Collected data entries
——

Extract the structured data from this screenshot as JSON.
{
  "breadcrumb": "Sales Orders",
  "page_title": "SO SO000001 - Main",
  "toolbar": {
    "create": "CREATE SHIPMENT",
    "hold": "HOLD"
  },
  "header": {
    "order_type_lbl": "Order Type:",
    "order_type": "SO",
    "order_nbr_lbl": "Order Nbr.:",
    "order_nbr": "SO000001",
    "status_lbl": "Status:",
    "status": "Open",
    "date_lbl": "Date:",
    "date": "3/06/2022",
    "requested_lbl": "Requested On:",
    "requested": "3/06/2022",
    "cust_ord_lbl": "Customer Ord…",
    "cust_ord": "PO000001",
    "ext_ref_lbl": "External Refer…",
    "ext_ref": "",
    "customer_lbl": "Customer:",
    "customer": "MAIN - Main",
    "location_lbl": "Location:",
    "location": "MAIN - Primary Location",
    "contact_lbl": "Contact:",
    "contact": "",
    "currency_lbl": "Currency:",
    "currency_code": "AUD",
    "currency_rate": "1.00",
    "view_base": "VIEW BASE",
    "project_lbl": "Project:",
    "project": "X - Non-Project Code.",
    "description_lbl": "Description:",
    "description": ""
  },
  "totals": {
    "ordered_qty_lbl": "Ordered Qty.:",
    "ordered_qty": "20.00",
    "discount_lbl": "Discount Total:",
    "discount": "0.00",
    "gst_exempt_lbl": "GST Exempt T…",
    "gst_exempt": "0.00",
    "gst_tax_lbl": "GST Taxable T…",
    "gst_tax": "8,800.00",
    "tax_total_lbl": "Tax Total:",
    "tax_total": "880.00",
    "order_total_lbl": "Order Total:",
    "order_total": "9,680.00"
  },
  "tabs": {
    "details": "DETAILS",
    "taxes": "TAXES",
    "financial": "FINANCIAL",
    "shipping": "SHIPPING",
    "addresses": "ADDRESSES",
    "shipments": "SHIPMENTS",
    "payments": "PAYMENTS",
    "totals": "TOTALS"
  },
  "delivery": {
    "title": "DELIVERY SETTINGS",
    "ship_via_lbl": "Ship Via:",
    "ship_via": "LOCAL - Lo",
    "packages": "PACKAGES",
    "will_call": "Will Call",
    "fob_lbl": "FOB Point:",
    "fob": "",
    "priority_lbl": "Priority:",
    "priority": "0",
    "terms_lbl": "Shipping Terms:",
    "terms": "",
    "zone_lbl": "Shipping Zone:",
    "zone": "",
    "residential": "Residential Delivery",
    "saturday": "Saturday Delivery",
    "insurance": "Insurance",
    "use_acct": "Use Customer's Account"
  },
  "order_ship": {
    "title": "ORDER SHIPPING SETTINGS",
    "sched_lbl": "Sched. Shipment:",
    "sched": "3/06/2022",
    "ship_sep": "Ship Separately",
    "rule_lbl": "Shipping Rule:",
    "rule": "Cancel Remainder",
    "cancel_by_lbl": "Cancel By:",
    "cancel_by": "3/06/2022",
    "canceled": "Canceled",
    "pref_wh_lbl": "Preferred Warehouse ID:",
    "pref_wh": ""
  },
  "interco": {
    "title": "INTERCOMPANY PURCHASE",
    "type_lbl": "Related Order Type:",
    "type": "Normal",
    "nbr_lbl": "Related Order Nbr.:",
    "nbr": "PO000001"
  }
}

——

GOAL: Extract every entry in the listing word for word.

ANSWER IN FULL:
Extract the structured data from this screenshot as JSON.
{
  "breadcrumb": "Sales Orders",
  "page_title": "SO SO000001 - Main",
  "toolbar": {
    "create": "CREATE SHIPMENT",
    "hold": "HOLD"
  },
  "header": {
    "order_type_lbl": "Order Type:",
    "order_type": "SO",
    "order_nbr_lbl": "Order Nbr.:",
    "order_nbr": "SO000001",
    "status_lbl": "Status:",
    "status": "Open",
    "date_lbl": "Date:",
    "date": "3/06/2022",
    "requested_lbl": "Requested On:",
    "requested": "3/06/2022",
    "cust_ord_lbl": "Customer Ord…",
    "cust_ord": "PO000001",
    "ext_ref_lbl": "External Refer…",
    "ext_ref": "",
    "customer_lbl": "Customer:",
    "customer": "MAIN - Main",
    "location_lbl": "Location:",
    "location": "MAIN - Primary Location",
    "contact_lbl": "Contact:",
    "contact": "",
    "currency_lbl": "Currency:",
    "currency_code": "AUD",
    "currency_rate": "1.00",
    "view_base": "VIEW BASE",
    "project_lbl": "Project:",
    "project": "X - Non-Project Code.",
    "description_lbl": "Description:",
    "description": ""
  },
  "totals": {
    "ordered_qty_lbl": "Ordered Qty.:",
    "ordered_qty": "20.00",
    "discount_lbl": "Discount Total:",
    "discount": "0.00",
    "gst_exempt_lbl": "GST Exempt T…",
    "gst_exempt": "0.00",
    "gst_tax_lbl": "GST Taxable T…",
    "gst_tax": "8,800.00",
    "tax_total_lbl": "Tax Total:",
    "tax_total": "880.00",
    "order_total_lbl": "Order Total:",
    "order_total": "9,680.00"
  },
  "tabs": {
    "details": "DETAILS",
    "taxes": "TAXES",
    "financial": "FINANCIAL",
    "shipping": "SHIPPING",
    "addresses": "ADDRESSES",
    "shipments": "SHIPMENTS",
    "payments": "PAYMENTS",
    "totals": "TOTALS"
  },
  "delivery": {
    "title": "DELIVERY SETTINGS",
    "ship_via_lbl": "Ship Via:",
    "ship_via": "LOCAL - Lo",
    "packages": "PACKAGES",
    "will_call": "Will Call",
    "fob_lbl": "FOB Point:",
    "fob": "",
    "priority_lbl": "Priority:",
    "priority": "0",
    "terms_lbl": "Shipping Terms:",
    "terms": "",
    "zone_lbl": "Shipping Zone:",
    "zone": "",
    "residential": "Residential Delivery",
    "saturday": "Saturday Delivery",
    "insurance": "Insurance",
    "use_acct": "Use Customer's Account"
  },
  "order_ship": {
    "title": "ORDER SHIPPING SETTINGS",
    "sched_lbl": "Sched. Shipment:",
    "sched": "3/06/2022",
    "ship_sep": "Ship Separately",
    "rule_lbl": "Shipping Rule:",
    "rule": "Cancel Remainder",
    "cancel_by_lbl": "Cancel By:",
    "cancel_by": "3/06/2022",
    "canceled": "Canceled",
    "pref_wh_lbl": "Preferred Warehouse ID:",
    "pref_wh": ""
  },
  "interco": {
    "title": "INTERCOMPANY PURCHASE",
    "type_lbl": "Related Order Type:",
    "type": "Normal",
    "nbr_lbl": "Related Order Nbr.:",
    "nbr": "PO000001"
  }
}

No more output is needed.